**Objective**. Identify each line below containing the string "both" and copy it.

BEGIN Provided records

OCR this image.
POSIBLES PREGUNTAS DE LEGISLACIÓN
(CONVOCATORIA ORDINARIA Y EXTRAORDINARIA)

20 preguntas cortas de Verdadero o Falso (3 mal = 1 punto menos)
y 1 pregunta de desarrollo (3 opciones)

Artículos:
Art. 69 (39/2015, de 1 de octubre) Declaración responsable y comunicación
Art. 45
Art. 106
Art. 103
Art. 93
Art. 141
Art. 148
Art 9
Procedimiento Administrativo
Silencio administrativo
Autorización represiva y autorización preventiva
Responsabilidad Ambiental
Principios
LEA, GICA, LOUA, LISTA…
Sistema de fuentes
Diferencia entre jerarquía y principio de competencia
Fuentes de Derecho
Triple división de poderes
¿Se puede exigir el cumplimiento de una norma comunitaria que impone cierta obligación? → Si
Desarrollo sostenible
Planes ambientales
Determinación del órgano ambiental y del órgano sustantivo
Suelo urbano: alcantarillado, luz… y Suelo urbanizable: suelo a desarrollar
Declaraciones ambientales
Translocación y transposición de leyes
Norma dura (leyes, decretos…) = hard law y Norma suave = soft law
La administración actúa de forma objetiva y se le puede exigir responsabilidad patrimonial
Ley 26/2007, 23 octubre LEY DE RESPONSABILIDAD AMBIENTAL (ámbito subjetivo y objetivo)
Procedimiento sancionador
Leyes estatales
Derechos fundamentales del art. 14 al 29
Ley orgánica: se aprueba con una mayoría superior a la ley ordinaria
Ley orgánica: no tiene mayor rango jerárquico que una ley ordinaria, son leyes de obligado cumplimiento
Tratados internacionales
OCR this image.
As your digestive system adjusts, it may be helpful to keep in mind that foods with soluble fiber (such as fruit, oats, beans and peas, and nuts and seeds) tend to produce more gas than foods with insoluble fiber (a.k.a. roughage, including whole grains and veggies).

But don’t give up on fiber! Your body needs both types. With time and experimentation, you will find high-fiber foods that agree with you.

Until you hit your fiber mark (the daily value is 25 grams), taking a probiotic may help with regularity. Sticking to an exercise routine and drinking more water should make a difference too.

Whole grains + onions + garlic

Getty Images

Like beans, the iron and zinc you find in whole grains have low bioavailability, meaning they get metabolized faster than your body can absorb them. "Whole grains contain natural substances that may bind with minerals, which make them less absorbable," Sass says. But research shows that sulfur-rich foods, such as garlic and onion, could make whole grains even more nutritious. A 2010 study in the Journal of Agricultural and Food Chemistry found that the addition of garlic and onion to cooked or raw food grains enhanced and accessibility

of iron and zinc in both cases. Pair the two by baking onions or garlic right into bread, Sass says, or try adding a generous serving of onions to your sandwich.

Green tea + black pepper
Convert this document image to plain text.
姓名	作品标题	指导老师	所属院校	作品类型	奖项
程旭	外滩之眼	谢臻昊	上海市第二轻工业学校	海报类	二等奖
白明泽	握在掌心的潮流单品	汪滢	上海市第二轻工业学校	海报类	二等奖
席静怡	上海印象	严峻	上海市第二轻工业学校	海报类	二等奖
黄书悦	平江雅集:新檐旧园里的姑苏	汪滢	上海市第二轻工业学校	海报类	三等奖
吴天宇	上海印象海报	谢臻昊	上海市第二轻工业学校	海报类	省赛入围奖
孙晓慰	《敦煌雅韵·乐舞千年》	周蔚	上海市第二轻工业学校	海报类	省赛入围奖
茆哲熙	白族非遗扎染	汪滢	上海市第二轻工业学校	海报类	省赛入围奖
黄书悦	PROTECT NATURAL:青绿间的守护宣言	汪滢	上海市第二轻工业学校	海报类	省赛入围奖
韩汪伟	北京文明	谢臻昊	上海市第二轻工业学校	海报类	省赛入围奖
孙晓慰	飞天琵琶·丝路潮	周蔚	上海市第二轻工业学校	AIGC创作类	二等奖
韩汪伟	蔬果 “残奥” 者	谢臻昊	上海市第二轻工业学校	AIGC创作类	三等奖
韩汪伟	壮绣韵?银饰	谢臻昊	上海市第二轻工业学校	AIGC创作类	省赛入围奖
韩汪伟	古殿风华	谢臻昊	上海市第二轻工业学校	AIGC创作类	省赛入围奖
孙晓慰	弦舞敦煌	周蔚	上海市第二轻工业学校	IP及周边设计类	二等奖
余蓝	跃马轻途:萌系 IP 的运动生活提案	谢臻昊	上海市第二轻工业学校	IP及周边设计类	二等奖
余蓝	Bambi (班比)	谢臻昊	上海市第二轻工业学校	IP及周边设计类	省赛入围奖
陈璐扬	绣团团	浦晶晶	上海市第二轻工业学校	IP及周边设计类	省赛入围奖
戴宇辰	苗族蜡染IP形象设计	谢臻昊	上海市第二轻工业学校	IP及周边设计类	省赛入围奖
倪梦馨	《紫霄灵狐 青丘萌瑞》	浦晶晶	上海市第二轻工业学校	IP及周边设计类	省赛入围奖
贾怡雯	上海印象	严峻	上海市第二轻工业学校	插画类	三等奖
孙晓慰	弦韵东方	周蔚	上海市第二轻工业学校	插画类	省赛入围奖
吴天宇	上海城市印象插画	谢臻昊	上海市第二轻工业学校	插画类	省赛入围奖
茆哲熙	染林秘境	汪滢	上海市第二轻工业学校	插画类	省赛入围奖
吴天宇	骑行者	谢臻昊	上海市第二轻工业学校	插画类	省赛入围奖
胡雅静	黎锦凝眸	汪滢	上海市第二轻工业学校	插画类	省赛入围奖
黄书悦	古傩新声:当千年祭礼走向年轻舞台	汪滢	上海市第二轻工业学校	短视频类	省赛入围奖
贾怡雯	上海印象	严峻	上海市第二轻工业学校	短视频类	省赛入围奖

END Provided records

**Completed exercise**.
But don’t give up on fiber! Your body needs both types. With time and experimentation, you will find high-fiber foods that agree with you.
of iron and zinc in both cases. Pair the two by baking onions or garlic right into bread, Sass says, or try adding a generous serving of onions to your sandwich.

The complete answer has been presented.